■ Objective ■
Reproduce verbatim every line of the data from the one containing "s3-after-chart-1: （2）（答案不唯一），如：香蕉比菠萝多销 bbox=[128, 966, 520, 990]" down to the last line of the data, including both of those lines.

■ Input data ■
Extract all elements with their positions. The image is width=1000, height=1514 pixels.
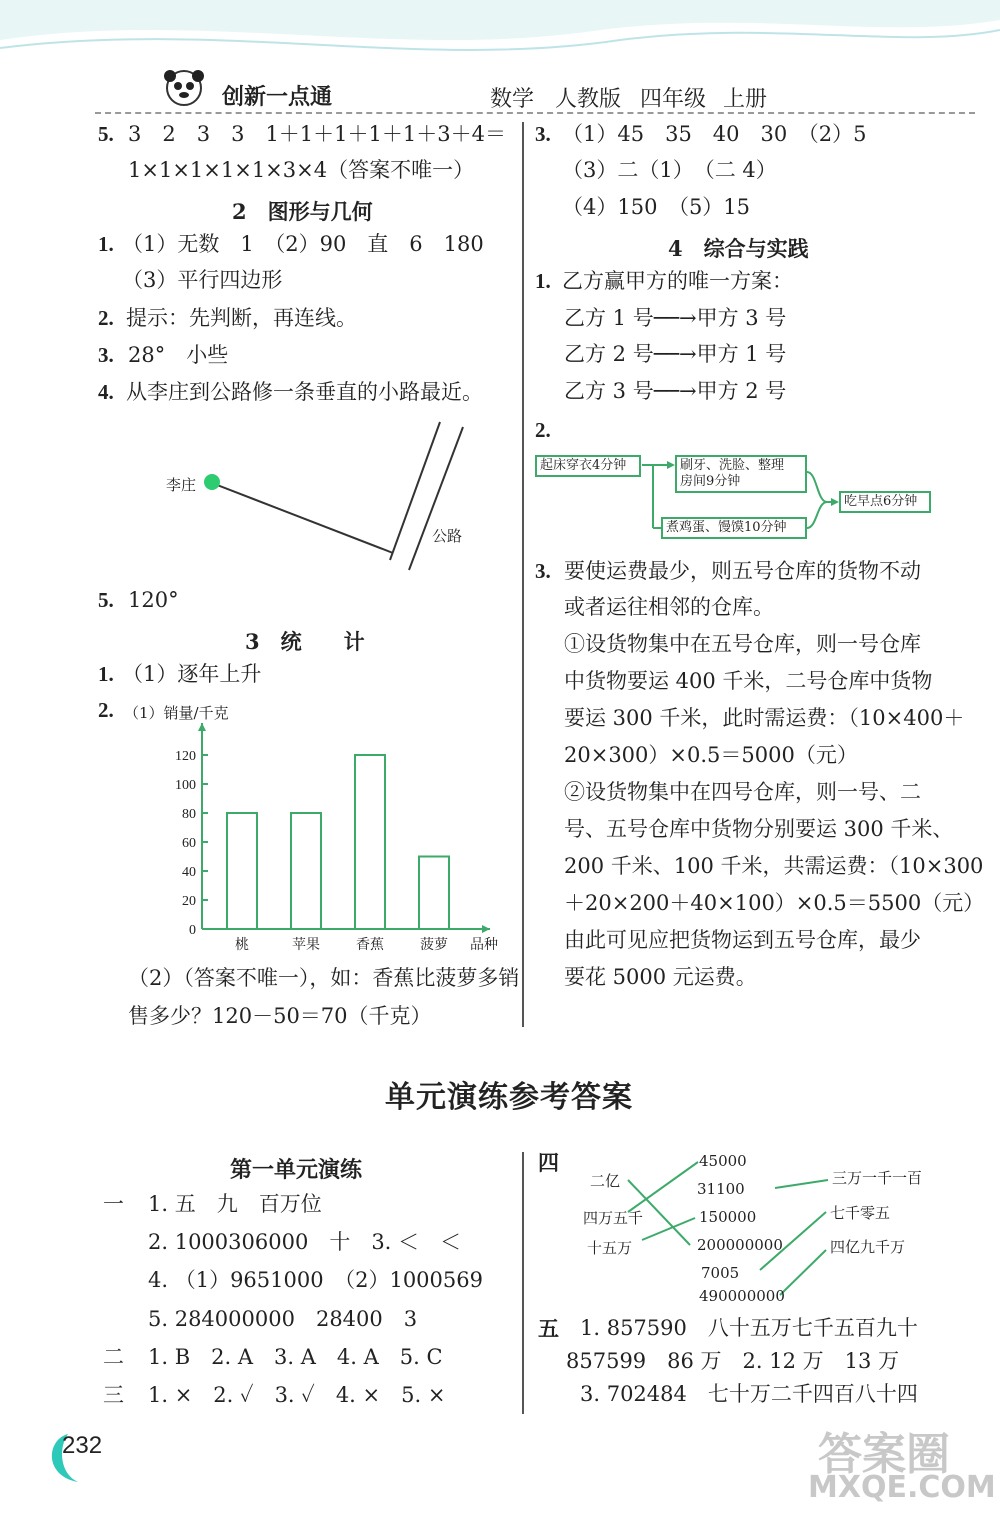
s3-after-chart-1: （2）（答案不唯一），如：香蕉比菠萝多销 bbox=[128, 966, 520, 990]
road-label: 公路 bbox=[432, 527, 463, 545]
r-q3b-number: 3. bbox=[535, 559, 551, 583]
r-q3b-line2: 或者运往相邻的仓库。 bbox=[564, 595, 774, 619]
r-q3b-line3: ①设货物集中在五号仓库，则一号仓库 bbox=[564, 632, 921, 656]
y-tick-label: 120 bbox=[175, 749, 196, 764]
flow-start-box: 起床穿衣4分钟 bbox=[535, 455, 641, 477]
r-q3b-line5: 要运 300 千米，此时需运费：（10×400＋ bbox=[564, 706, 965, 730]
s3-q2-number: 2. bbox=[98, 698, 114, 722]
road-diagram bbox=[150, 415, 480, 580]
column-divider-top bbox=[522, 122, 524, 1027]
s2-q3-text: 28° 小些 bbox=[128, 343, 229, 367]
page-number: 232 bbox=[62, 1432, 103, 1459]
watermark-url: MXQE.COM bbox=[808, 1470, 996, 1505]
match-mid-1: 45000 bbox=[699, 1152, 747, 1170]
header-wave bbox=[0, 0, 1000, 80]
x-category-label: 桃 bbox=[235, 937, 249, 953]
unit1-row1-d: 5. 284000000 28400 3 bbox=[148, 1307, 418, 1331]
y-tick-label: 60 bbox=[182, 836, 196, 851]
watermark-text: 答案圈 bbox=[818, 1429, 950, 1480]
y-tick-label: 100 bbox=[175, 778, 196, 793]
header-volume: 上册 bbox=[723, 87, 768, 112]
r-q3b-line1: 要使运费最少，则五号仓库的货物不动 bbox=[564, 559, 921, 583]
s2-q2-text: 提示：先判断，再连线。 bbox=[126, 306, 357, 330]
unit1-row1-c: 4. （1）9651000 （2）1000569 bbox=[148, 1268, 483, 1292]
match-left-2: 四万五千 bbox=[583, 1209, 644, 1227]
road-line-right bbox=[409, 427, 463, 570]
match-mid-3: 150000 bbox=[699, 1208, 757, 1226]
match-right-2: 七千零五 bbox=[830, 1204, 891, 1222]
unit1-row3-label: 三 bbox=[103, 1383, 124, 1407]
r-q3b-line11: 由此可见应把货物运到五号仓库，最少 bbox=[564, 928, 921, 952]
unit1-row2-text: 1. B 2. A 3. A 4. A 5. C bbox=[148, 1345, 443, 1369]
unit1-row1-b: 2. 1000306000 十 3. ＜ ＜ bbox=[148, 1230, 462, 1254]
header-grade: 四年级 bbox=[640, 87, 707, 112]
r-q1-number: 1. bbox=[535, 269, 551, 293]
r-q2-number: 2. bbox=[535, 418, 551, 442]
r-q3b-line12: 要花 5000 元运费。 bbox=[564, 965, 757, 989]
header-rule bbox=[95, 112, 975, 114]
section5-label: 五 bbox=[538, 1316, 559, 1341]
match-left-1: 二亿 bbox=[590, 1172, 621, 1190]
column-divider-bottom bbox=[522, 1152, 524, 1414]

■ Reply ■
s3-after-chart-1: （2）（答案不唯一），如：香蕉比菠萝多销 bbox=[128, 966, 520, 990]
road-label: 公路 bbox=[432, 527, 463, 545]
r-q3b-number: 3. bbox=[535, 559, 551, 583]
r-q3b-line2: 或者运往相邻的仓库。 bbox=[564, 595, 774, 619]
r-q3b-line3: ①设货物集中在五号仓库，则一号仓库 bbox=[564, 632, 921, 656]
y-tick-label: 120 bbox=[175, 749, 196, 764]
flow-start-box: 起床穿衣4分钟 bbox=[535, 455, 641, 477]
r-q3b-line5: 要运 300 千米，此时需运费：（10×400＋ bbox=[564, 706, 965, 730]
s3-q2-number: 2. bbox=[98, 698, 114, 722]
road-diagram bbox=[150, 415, 480, 580]
column-divider-top bbox=[522, 122, 524, 1027]
s2-q3-text: 28° 小些 bbox=[128, 343, 229, 367]
page-number: 232 bbox=[62, 1432, 103, 1459]
watermark-url: MXQE.COM bbox=[808, 1470, 996, 1505]
match-mid-1: 45000 bbox=[699, 1152, 747, 1170]
header-wave bbox=[0, 0, 1000, 80]
x-category-label: 桃 bbox=[235, 937, 249, 953]
unit1-row1-d: 5. 284000000 28400 3 bbox=[148, 1307, 418, 1331]
y-tick-label: 60 bbox=[182, 836, 196, 851]
watermark-text: 答案圈 bbox=[818, 1429, 950, 1480]
y-tick-label: 100 bbox=[175, 778, 196, 793]
header-volume: 上册 bbox=[723, 87, 768, 112]
r-q3b-line1: 要使运费最少，则五号仓库的货物不动 bbox=[564, 559, 921, 583]
s2-q2-text: 提示：先判断，再连线。 bbox=[126, 306, 357, 330]
unit1-row1-c: 4. （1）9651000 （2）1000569 bbox=[148, 1268, 483, 1292]
match-left-2: 四万五千 bbox=[583, 1209, 644, 1227]
road-line-right bbox=[409, 427, 463, 570]
match-mid-3: 150000 bbox=[699, 1208, 757, 1226]
match-right-2: 七千零五 bbox=[830, 1204, 891, 1222]
unit1-row3-label: 三 bbox=[103, 1383, 124, 1407]
r-q3b-line11: 由此可见应把货物运到五号仓库，最少 bbox=[564, 928, 921, 952]
unit1-row2-text: 1. B 2. A 3. A 4. A 5. C bbox=[148, 1345, 443, 1369]
unit1-row1-b: 2. 1000306000 十 3. ＜ ＜ bbox=[148, 1230, 462, 1254]
header-grade: 四年级 bbox=[640, 87, 707, 112]
r-q1-number: 1. bbox=[535, 269, 551, 293]
r-q2-number: 2. bbox=[535, 418, 551, 442]
r-q3b-line12: 要花 5000 元运费。 bbox=[564, 965, 757, 989]
header-rule bbox=[95, 112, 975, 114]
section5-label: 五 bbox=[538, 1316, 559, 1341]
match-left-1: 二亿 bbox=[590, 1172, 621, 1190]
column-divider-bottom bbox=[522, 1152, 524, 1414]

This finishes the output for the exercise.